TASK TO COMPLETE: Would it be possible to write out each entry below exactly, without the pictures?

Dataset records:
****************************************

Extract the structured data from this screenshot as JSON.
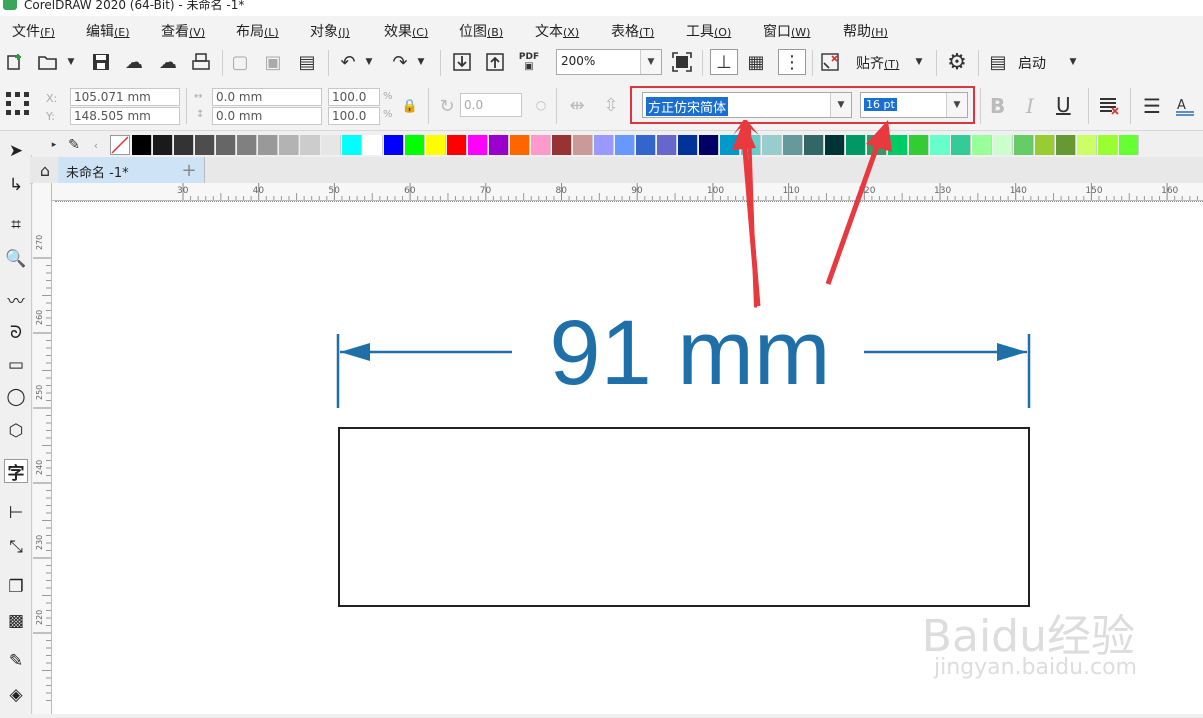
{
  "window": {
    "title": "CorelDRAW 2020 (64-Bit) - 未命名 -1*"
  },
  "menu": [
    {
      "label": "文件",
      "key": "(F)"
    },
    {
      "label": "编辑",
      "key": "(E)"
    },
    {
      "label": "查看",
      "key": "(V)"
    },
    {
      "label": "布局",
      "key": "(L)"
    },
    {
      "label": "对象",
      "key": "(J)"
    },
    {
      "label": "效果",
      "key": "(C)"
    },
    {
      "label": "位图",
      "key": "(B)"
    },
    {
      "label": "文本",
      "key": "(X)"
    },
    {
      "label": "表格",
      "key": "(T)"
    },
    {
      "label": "工具",
      "key": "(O)"
    },
    {
      "label": "窗口",
      "key": "(W)"
    },
    {
      "label": "帮助",
      "key": "(H)"
    }
  ],
  "toolbar": {
    "zoom": "200%",
    "snap_label": "贴齐",
    "snap_key": "(T)",
    "launch_label": "启动",
    "pdf_label": "PDF"
  },
  "properties": {
    "x_label": "X:",
    "y_label": "Y:",
    "x": "105.071 mm",
    "y": "148.505 mm",
    "w": "0.0 mm",
    "h": "0.0 mm",
    "scale_w": "100.0",
    "scale_h": "100.0",
    "percent": "%",
    "rotation": "0.0",
    "font_name": "方正仿宋简体",
    "font_size": "16 pt",
    "bold": "B",
    "italic": "I",
    "underline": "U"
  },
  "document_tab": {
    "label": "未命名 -1*",
    "plus": "+"
  },
  "ruler": {
    "h_ticks": [
      "30",
      "40",
      "50",
      "60",
      "70",
      "80",
      "90",
      "100",
      "110",
      "120",
      "130",
      "140",
      "150",
      "160"
    ],
    "v_ticks": [
      "270",
      "260",
      "250",
      "240",
      "230",
      "220"
    ]
  },
  "canvas": {
    "dimension_text": "91 mm"
  },
  "watermark": {
    "brand": "Baidu经验",
    "url": "jingyan.baidu.com"
  },
  "colors": {
    "accent_blue": "#1f6fa8",
    "highlight_red": "#d9363e",
    "palette": [
      "#000000",
      "#1a1a1a",
      "#333333",
      "#4d4d4d",
      "#666666",
      "#808080",
      "#999999",
      "#b3b3b3",
      "#cccccc",
      "#e6e6e6",
      "#00ffff",
      "#ffffff",
      "#0000ff",
      "#00ff00",
      "#ffff00",
      "#ff0000",
      "#ff00ff",
      "#9900cc",
      "#ff6600",
      "#ff99cc",
      "#993333",
      "#cc9999",
      "#9999ff",
      "#6699ff",
      "#3366cc",
      "#6666cc",
      "#003399",
      "#000066",
      "#0099cc",
      "#66cccc",
      "#99cccc",
      "#669999",
      "#336666",
      "#003333",
      "#009966",
      "#339966",
      "#00cc66",
      "#33cc33",
      "#66ffcc",
      "#33cc99",
      "#99ff99",
      "#ccffcc",
      "#66cc66",
      "#99cc33",
      "#669933",
      "#ccff66",
      "#99ff33",
      "#66ff33"
    ]
  }
}
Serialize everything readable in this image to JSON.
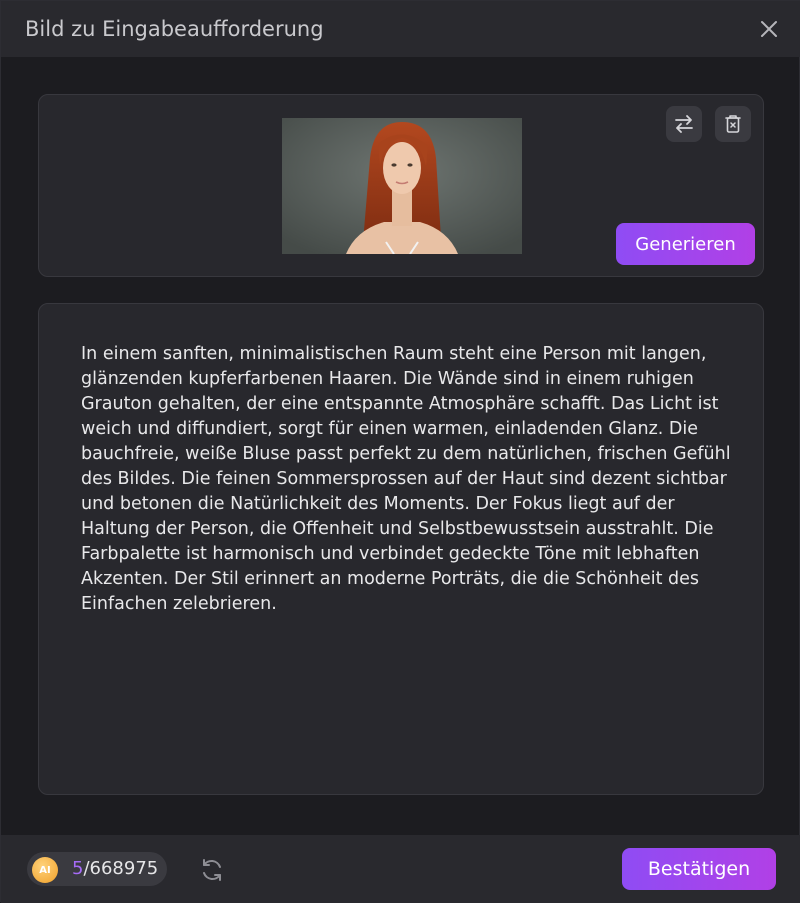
{
  "window": {
    "title": "Bild zu Eingabeaufforderung",
    "close_icon": "close-icon"
  },
  "image_panel": {
    "swap_icon": "swap-arrows-icon",
    "delete_icon": "delete-icon",
    "generate_label": "Generieren"
  },
  "prompt": {
    "text": "In einem sanften, minimalistischen Raum steht eine Person mit langen, glänzenden kupferfarbenen Haaren. Die Wände sind in einem ruhigen Grauton gehalten, der eine entspannte Atmosphäre schafft. Das Licht ist weich und diffundiert, sorgt für einen warmen, einladenden Glanz. Die bauchfreie, weiße Bluse passt perfekt zu dem natürlichen, frischen Gefühl des Bildes. Die feinen Sommersprossen auf der Haut sind dezent sichtbar und betonen die Natürlichkeit des Moments. Der Fokus liegt auf der Haltung der Person, die Offenheit und Selbstbewusstsein ausstrahlt. Die Farbpalette ist harmonisch und verbindet gedeckte Töne mit lebhaften Akzenten. Der Stil erinnert an moderne Porträts, die die Schönheit des Einfachen zelebrieren."
  },
  "footer": {
    "ai_badge": "AI",
    "credits_used": "5",
    "credits_separator": "/",
    "credits_total": "668975",
    "refresh_icon": "refresh-icon",
    "confirm_label": "Bestätigen"
  },
  "colors": {
    "accent_start": "#8f4cf4",
    "accent_end": "#b140e6",
    "credit_highlight": "#a56bf5",
    "background": "#1c1c20",
    "panel": "#28282d"
  }
}
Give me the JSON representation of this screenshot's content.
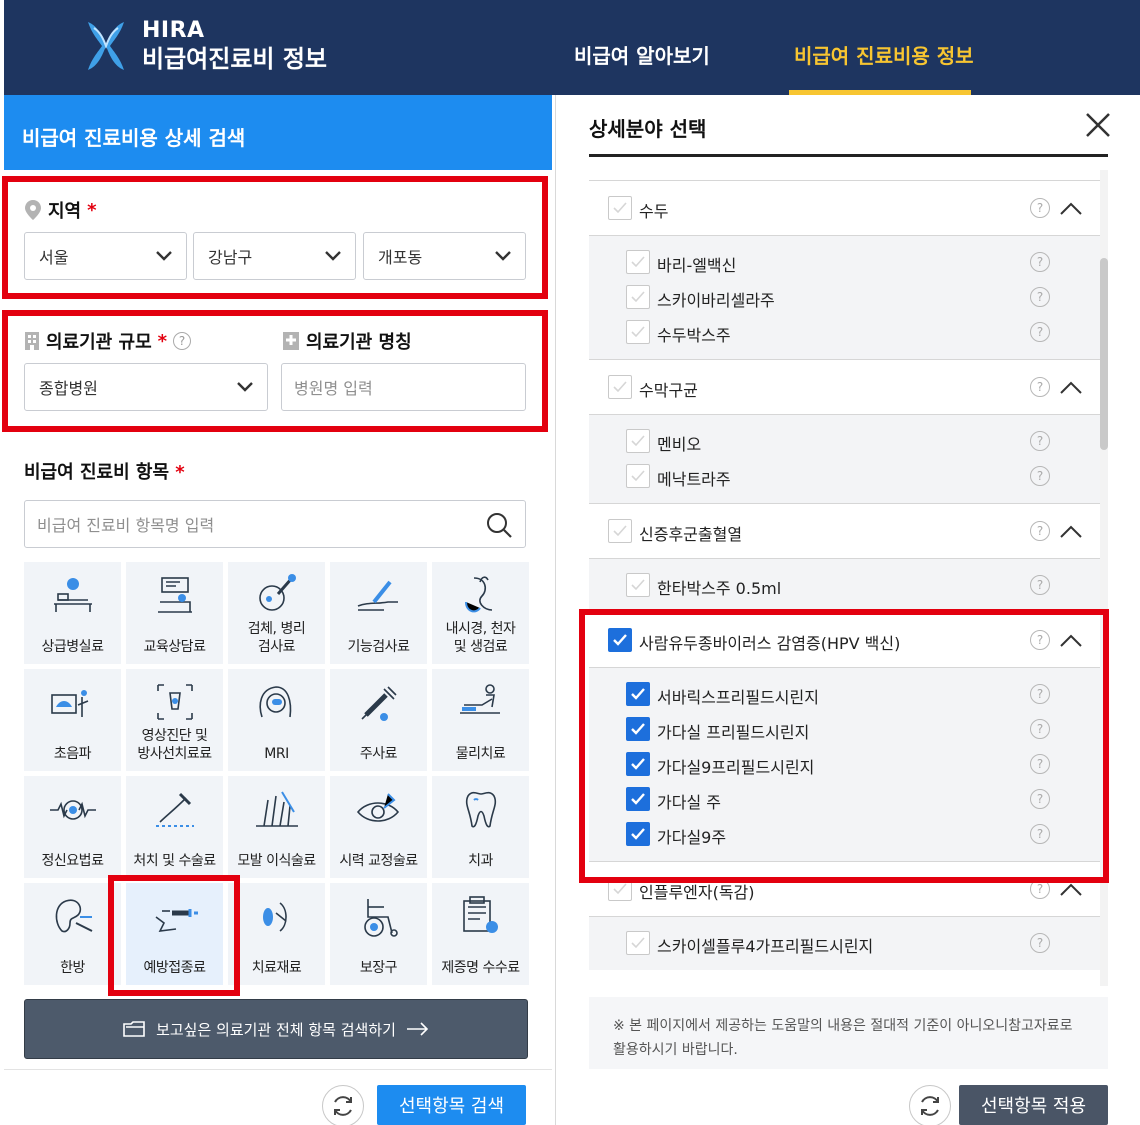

****************************************

ANSWER TO THIS EXERCISE:
Extract the structured data from this screenshot as JSON.
{
  "window": {
    "title": "CorelDRAW 2020 (64-Bit) - 未命名 -1*"
  },
  "menu": [
    {
      "label": "文件",
      "key": "(F)"
    },
    {
      "label": "编辑",
      "key": "(E)"
    },
    {
      "label": "查看",
      "key": "(V)"
    },
    {
      "label": "布局",
      "key": "(L)"
    },
    {
      "label": "对象",
      "key": "(J)"
    },
    {
      "label": "效果",
      "key": "(C)"
    },
    {
      "label": "位图",
      "key": "(B)"
    },
    {
      "label": "文本",
      "key": "(X)"
    },
    {
      "label": "表格",
      "key": "(T)"
    },
    {
      "label": "工具",
      "key": "(O)"
    },
    {
      "label": "窗口",
      "key": "(W)"
    },
    {
      "label": "帮助",
      "key": "(H)"
    }
  ],
  "toolbar": {
    "zoom": "200%",
    "snap_label": "贴齐",
    "snap_key": "(T)",
    "launch_label": "启动",
    "pdf_label": "PDF"
  },
  "properties": {
    "x_label": "X:",
    "y_label": "Y:",
    "x": "105.071 mm",
    "y": "148.505 mm",
    "w": "0.0 mm",
    "h": "0.0 mm",
    "scale_w": "100.0",
    "scale_h": "100.0",
    "percent": "%",
    "rotation": "0.0",
    "font_name": "方正仿宋简体",
    "font_size": "16 pt",
    "bold": "B",
    "italic": "I",
    "underline": "U"
  },
  "document_tab": {
    "label": "未命名 -1*",
    "plus": "+"
  },
  "ruler": {
    "h_ticks": [
      "30",
      "40",
      "50",
      "60",
      "70",
      "80",
      "90",
      "100",
      "110",
      "120",
      "130",
      "140",
      "150",
      "160"
    ],
    "v_ticks": [
      "270",
      "260",
      "250",
      "240",
      "230",
      "220"
    ]
  },
  "canvas": {
    "dimension_text": "91 mm"
  },
  "watermark": {
    "brand": "Baidu经验",
    "url": "jingyan.baidu.com"
  },
  "colors": {
    "accent_blue": "#1f6fa8",
    "highlight_red": "#d9363e",
    "palette": [
      "#000000",
      "#1a1a1a",
      "#333333",
      "#4d4d4d",
      "#666666",
      "#808080",
      "#999999",
      "#b3b3b3",
      "#cccccc",
      "#e6e6e6",
      "#00ffff",
      "#ffffff",
      "#0000ff",
      "#00ff00",
      "#ffff00",
      "#ff0000",
      "#ff00ff",
      "#9900cc",
      "#ff6600",
      "#ff99cc",
      "#993333",
      "#cc9999",
      "#9999ff",
      "#6699ff",
      "#3366cc",
      "#6666cc",
      "#003399",
      "#000066",
      "#0099cc",
      "#66cccc",
      "#99cccc",
      "#669999",
      "#336666",
      "#003333",
      "#009966",
      "#339966",
      "#00cc66",
      "#33cc33",
      "#66ffcc",
      "#33cc99",
      "#99ff99",
      "#ccffcc",
      "#66cc66",
      "#99cc33",
      "#669933",
      "#ccff66",
      "#99ff33",
      "#66ff33"
    ]
  }
}
Serialize everything readable in this image to JSON.
{
  "window": {
    "title": "Bild zu Eingabeaufforderung",
    "close_icon": "close-icon"
  },
  "image_panel": {
    "swap_icon": "swap-arrows-icon",
    "delete_icon": "delete-icon",
    "generate_label": "Generieren"
  },
  "prompt": {
    "text": "In einem sanften, minimalistischen Raum steht eine Person mit langen, glänzenden kupferfarbenen Haaren. Die Wände sind in einem ruhigen Grauton gehalten, der eine entspannte Atmosphäre schafft. Das Licht ist weich und diffundiert, sorgt für einen warmen, einladenden Glanz. Die bauchfreie, weiße Bluse passt perfekt zu dem natürlichen, frischen Gefühl des Bildes. Die feinen Sommersprossen auf der Haut sind dezent sichtbar und betonen die Natürlichkeit des Moments. Der Fokus liegt auf der Haltung der Person, die Offenheit und Selbstbewusstsein ausstrahlt. Die Farbpalette ist harmonisch und verbindet gedeckte Töne mit lebhaften Akzenten. Der Stil erinnert an moderne Porträts, die die Schönheit des Einfachen zelebrieren."
  },
  "footer": {
    "ai_badge": "AI",
    "credits_used": "5",
    "credits_separator": "/",
    "credits_total": "668975",
    "refresh_icon": "refresh-icon",
    "confirm_label": "Bestätigen"
  },
  "colors": {
    "accent_start": "#8f4cf4",
    "accent_end": "#b140e6",
    "credit_highlight": "#a56bf5",
    "background": "#1c1c20",
    "panel": "#28282d"
  }
}
Give me the JSON representation of this screenshot's content.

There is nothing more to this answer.